◆ Prompt ◆
Please write out the records again with every "Add Third Party" renamed to "New Third Party" and everything else left unchanged.
%%
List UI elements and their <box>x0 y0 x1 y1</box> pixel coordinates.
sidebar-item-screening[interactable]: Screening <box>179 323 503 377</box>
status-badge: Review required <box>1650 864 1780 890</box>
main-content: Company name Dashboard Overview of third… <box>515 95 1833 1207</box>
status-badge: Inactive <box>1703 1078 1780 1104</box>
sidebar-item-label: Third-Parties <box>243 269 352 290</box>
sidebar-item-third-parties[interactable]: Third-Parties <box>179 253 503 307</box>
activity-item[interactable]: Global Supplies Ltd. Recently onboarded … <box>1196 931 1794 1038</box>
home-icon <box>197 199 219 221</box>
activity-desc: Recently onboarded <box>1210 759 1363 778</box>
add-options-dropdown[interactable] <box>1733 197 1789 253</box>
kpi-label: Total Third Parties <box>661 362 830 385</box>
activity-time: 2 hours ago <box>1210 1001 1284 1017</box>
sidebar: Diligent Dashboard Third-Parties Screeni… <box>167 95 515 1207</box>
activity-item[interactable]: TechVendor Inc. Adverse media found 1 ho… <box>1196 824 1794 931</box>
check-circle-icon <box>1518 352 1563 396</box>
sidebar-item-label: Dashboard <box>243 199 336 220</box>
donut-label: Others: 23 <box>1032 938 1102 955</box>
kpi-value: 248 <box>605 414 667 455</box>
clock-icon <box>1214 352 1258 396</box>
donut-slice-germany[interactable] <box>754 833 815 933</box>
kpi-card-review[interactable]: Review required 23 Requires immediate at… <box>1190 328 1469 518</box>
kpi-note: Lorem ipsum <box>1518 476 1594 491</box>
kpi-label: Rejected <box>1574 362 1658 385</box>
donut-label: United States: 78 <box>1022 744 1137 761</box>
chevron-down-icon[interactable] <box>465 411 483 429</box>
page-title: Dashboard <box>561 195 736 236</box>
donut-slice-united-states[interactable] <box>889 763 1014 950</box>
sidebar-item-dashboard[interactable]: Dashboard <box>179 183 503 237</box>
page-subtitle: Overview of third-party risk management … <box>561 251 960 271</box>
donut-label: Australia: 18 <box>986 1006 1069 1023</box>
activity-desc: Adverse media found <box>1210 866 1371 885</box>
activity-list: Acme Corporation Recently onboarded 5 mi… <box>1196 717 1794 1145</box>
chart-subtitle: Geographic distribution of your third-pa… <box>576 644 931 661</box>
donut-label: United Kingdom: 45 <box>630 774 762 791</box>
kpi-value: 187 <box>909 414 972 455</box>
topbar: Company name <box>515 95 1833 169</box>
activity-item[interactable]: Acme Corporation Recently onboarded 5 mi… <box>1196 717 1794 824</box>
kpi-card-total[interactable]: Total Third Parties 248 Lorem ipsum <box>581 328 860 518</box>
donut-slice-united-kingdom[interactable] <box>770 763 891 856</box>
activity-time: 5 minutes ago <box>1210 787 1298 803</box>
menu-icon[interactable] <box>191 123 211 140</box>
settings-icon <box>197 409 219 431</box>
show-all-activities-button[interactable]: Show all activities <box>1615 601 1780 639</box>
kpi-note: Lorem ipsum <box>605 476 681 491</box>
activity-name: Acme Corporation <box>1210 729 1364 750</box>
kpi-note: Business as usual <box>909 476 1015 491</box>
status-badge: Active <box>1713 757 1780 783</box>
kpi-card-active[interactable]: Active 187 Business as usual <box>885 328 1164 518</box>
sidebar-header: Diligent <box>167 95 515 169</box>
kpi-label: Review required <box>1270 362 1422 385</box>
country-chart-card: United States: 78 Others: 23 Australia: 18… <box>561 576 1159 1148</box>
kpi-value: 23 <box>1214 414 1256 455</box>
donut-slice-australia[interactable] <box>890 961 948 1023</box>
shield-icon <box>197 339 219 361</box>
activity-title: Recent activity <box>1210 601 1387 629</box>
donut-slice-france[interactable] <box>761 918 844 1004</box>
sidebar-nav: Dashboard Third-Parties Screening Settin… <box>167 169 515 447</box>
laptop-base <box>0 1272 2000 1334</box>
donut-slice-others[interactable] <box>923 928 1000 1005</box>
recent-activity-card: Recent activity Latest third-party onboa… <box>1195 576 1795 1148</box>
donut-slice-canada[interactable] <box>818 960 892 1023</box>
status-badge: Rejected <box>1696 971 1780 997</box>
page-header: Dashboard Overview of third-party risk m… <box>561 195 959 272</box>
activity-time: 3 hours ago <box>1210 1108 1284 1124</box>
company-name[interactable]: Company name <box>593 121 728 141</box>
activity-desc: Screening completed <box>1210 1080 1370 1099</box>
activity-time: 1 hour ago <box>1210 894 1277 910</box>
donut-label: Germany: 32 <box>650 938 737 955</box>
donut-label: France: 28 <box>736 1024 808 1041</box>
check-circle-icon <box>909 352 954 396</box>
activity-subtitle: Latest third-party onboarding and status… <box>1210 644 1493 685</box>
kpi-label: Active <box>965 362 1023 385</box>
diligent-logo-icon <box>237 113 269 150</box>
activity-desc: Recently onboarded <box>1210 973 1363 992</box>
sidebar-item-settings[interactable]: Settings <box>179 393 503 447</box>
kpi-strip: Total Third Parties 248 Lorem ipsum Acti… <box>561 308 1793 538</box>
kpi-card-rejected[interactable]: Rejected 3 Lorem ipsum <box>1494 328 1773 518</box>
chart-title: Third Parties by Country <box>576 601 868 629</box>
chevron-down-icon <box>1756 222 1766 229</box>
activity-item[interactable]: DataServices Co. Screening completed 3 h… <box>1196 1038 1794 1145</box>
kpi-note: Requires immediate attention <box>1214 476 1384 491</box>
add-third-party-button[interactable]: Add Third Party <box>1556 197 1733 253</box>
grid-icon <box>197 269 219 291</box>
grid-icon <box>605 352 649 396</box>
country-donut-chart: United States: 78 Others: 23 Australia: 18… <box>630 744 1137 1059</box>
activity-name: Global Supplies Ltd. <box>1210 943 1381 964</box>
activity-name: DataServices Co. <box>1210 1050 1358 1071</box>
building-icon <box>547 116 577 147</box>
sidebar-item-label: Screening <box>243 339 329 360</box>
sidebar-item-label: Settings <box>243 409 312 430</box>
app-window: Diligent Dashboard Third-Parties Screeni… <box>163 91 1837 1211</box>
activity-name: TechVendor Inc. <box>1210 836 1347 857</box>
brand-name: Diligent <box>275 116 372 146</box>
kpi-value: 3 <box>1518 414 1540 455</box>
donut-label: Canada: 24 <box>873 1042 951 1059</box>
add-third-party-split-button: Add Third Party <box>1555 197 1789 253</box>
%%
◆ Response ◆
List UI elements and their <box>x0 y0 x1 y1</box> pixel coordinates.
sidebar-item-screening[interactable]: Screening <box>179 323 503 377</box>
status-badge: Review required <box>1650 864 1780 890</box>
main-content: Company name Dashboard Overview of third… <box>515 95 1833 1207</box>
status-badge: Inactive <box>1703 1078 1780 1104</box>
sidebar-item-label: Third-Parties <box>243 269 352 290</box>
sidebar-item-third-parties[interactable]: Third-Parties <box>179 253 503 307</box>
activity-item[interactable]: Global Supplies Ltd. Recently onboarded … <box>1196 931 1794 1038</box>
home-icon <box>197 199 219 221</box>
activity-desc: Recently onboarded <box>1210 759 1363 778</box>
add-options-dropdown[interactable] <box>1733 197 1789 253</box>
kpi-label: Total Third Parties <box>661 362 830 385</box>
activity-time: 2 hours ago <box>1210 1001 1284 1017</box>
sidebar: Diligent Dashboard Third-Parties Screeni… <box>167 95 515 1207</box>
activity-item[interactable]: TechVendor Inc. Adverse media found 1 ho… <box>1196 824 1794 931</box>
check-circle-icon <box>1518 352 1563 396</box>
sidebar-item-label: Dashboard <box>243 199 336 220</box>
donut-label: Others: 23 <box>1032 938 1102 955</box>
kpi-value: 248 <box>605 414 667 455</box>
clock-icon <box>1214 352 1258 396</box>
donut-slice-germany[interactable] <box>754 833 815 933</box>
kpi-card-review[interactable]: Review required 23 Requires immediate at… <box>1190 328 1469 518</box>
kpi-note: Lorem ipsum <box>1518 476 1594 491</box>
kpi-label: Rejected <box>1574 362 1658 385</box>
donut-label: United States: 78 <box>1022 744 1137 761</box>
chevron-down-icon[interactable] <box>465 411 483 429</box>
page-title: Dashboard <box>561 195 736 236</box>
donut-slice-united-states[interactable] <box>889 763 1014 950</box>
sidebar-item-dashboard[interactable]: Dashboard <box>179 183 503 237</box>
page-subtitle: Overview of third-party risk management … <box>561 251 960 271</box>
donut-label: Australia: 18 <box>986 1006 1069 1023</box>
activity-desc: Adverse media found <box>1210 866 1371 885</box>
activity-list: Acme Corporation Recently onboarded 5 mi… <box>1196 717 1794 1145</box>
chart-subtitle: Geographic distribution of your third-pa… <box>576 644 931 661</box>
donut-label: United Kingdom: 45 <box>630 774 762 791</box>
kpi-value: 187 <box>909 414 972 455</box>
topbar: Company name <box>515 95 1833 169</box>
activity-item[interactable]: Acme Corporation Recently onboarded 5 mi… <box>1196 717 1794 824</box>
kpi-card-total[interactable]: Total Third Parties 248 Lorem ipsum <box>581 328 860 518</box>
donut-slice-united-kingdom[interactable] <box>770 763 891 856</box>
activity-time: 5 minutes ago <box>1210 787 1298 803</box>
menu-icon[interactable] <box>191 123 211 140</box>
settings-icon <box>197 409 219 431</box>
show-all-activities-button[interactable]: Show all activities <box>1615 601 1780 639</box>
kpi-note: Lorem ipsum <box>605 476 681 491</box>
activity-name: Acme Corporation <box>1210 729 1364 750</box>
kpi-note: Business as usual <box>909 476 1015 491</box>
status-badge: Active <box>1713 757 1780 783</box>
kpi-card-active[interactable]: Active 187 Business as usual <box>885 328 1164 518</box>
sidebar-header: Diligent <box>167 95 515 169</box>
kpi-label: Review required <box>1270 362 1422 385</box>
country-chart-card: United States: 78 Others: 23 Australia: 18… <box>561 576 1159 1148</box>
kpi-value: 23 <box>1214 414 1256 455</box>
donut-slice-australia[interactable] <box>890 961 948 1023</box>
shield-icon <box>197 339 219 361</box>
activity-title: Recent activity <box>1210 601 1387 629</box>
donut-slice-france[interactable] <box>761 918 844 1004</box>
sidebar-nav: Dashboard Third-Parties Screening Settin… <box>167 169 515 447</box>
laptop-base <box>0 1272 2000 1334</box>
donut-slice-others[interactable] <box>923 928 1000 1005</box>
recent-activity-card: Recent activity Latest third-party onboa… <box>1195 576 1795 1148</box>
donut-slice-canada[interactable] <box>818 960 892 1023</box>
status-badge: Rejected <box>1696 971 1780 997</box>
page-header: Dashboard Overview of third-party risk m… <box>561 195 959 272</box>
activity-time: 3 hours ago <box>1210 1108 1284 1124</box>
company-name[interactable]: Company name <box>593 121 728 141</box>
activity-desc: Screening completed <box>1210 1080 1370 1099</box>
activity-time: 1 hour ago <box>1210 894 1277 910</box>
donut-label: Germany: 32 <box>650 938 737 955</box>
donut-label: France: 28 <box>736 1024 808 1041</box>
check-circle-icon <box>909 352 954 396</box>
activity-subtitle: Latest third-party onboarding and status… <box>1210 644 1493 685</box>
kpi-label: Active <box>965 362 1023 385</box>
diligent-logo-icon <box>237 113 269 150</box>
activity-desc: Recently onboarded <box>1210 973 1363 992</box>
sidebar-item-settings[interactable]: Settings <box>179 393 503 447</box>
kpi-strip: Total Third Parties 248 Lorem ipsum Acti… <box>561 308 1793 538</box>
kpi-card-rejected[interactable]: Rejected 3 Lorem ipsum <box>1494 328 1773 518</box>
chart-title: Third Parties by Country <box>576 601 868 629</box>
chevron-down-icon <box>1756 222 1766 229</box>
activity-item[interactable]: DataServices Co. Screening completed 3 h… <box>1196 1038 1794 1145</box>
kpi-note: Requires immediate attention <box>1214 476 1384 491</box>
add-third-party-button[interactable]: New Third Party <box>1556 197 1733 253</box>
grid-icon <box>197 269 219 291</box>
grid-icon <box>605 352 649 396</box>
country-donut-chart: United States: 78 Others: 23 Australia: 18… <box>630 744 1137 1059</box>
activity-name: Global Supplies Ltd. <box>1210 943 1381 964</box>
activity-name: DataServices Co. <box>1210 1050 1358 1071</box>
building-icon <box>547 116 577 147</box>
sidebar-item-label: Screening <box>243 339 329 360</box>
sidebar-item-label: Settings <box>243 409 312 430</box>
app-window: Diligent Dashboard Third-Parties Screeni… <box>163 91 1837 1211</box>
activity-name: TechVendor Inc. <box>1210 836 1347 857</box>
brand-name: Diligent <box>275 116 372 146</box>
kpi-value: 3 <box>1518 414 1540 455</box>
donut-label: Canada: 24 <box>873 1042 951 1059</box>
add-third-party-split-button: New Third Party <box>1555 197 1789 253</box>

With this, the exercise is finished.